TASK LIST =>
• A. List each country the weekly feed report names as a wheat importer, with the annual import figure it gives for that country.
• B. Swap "dampened" for "weakened" in the weekly feed report, and write out the stretch from "November UK wheat" through "and $-priced commodities." with that change.
• C. Write the next part of the weekly feed report, picking up after its final sentence.

PAGE =>

Humphrey Feeds weekly feed report - 23rd July

US maize (December futures) increased in price from a low of $5.81/b on 1st July by 20% to $7.00/b this week, mainly driven by the weather and pollination. A Chicago broker (helpfully!) believes maize prices could reach a record $8.75/b if drought persists, but could drop to $4.50/b in ideal weather conditions.

November UK wheat traded +/-£3 around £164 this week. UK wheat has tended to follow maize, but has only managed a 7% rise over the same period to about £166. Probably because the US wheat harvest is currently taking place, so supplies are plentiful. US wheat futures were also dampened by $ strength, as a stronger $ makes wheat less attractive to export; the EU debt problems could also cause less demand for US and $-priced commodities.

Russia and the Ukraine are cheap & cheerful wheat exporters and are mopping up most of the Middle East and North Africa (MENA) trade, which limits export opportunities for the US and EU. The MENA currently imports 22mt wheat per annum (2010 data), of which Egypt imports 10mt, Algeria 6mt and Morocco 4mt. These countries are only about 50% self-sufficient in terms of wheat.

DATA EXCERPT =>
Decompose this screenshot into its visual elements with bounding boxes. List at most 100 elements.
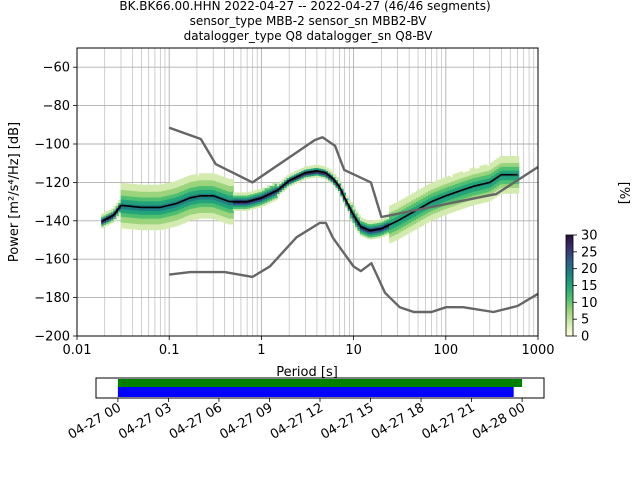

RESPONSES BY TASK =>
• A.
Egypt: 10mt
Algeria: 6mt
Morocco: 4mt

• B.
November UK wheat traded +/-£3 around £164 this week. UK wheat has tended to follow maize, but has only managed a 7% rise over the same period to about £166. Probably because the US wheat harvest is currently taking place, so supplies are plentiful. US wheat futures were also weakened by $ strength, as a stronger $ makes wheat less attractive to export; the EU debt problems could also cause less demand for US and $-priced commodities.

• C.
By 2050, MENA will need to import over 50mt. Egypt is taking food security very seriously (for obvious reasons) and taking a chapter out of the nuclear disarmament manual ’Trust but Verify’, Egypt is relocating its grain inspectors from Egypt to Russia, to audit ships and grain quality before loading.

The UK exported 2.5mt wheat in the year to May (2.2mt last year), with some 0.62mt being purchased by the Netherlands, and 0.57mt by Spain. Surprisingly we are getting reports of a much better UK wheat crop than expected. Following the lifting of the grain export embargo on July 1st, Russia has exported 0.87mt of milling wheat (0.34mt last year) in the first 20 days of this month. And yet another pay strike in Argentina, this time by food inspectors, which is delaying 38 ships from leaving port. Soya has done very little all year, except range between $13-14/b, but possibly some excitement next month during the pod-filling stage?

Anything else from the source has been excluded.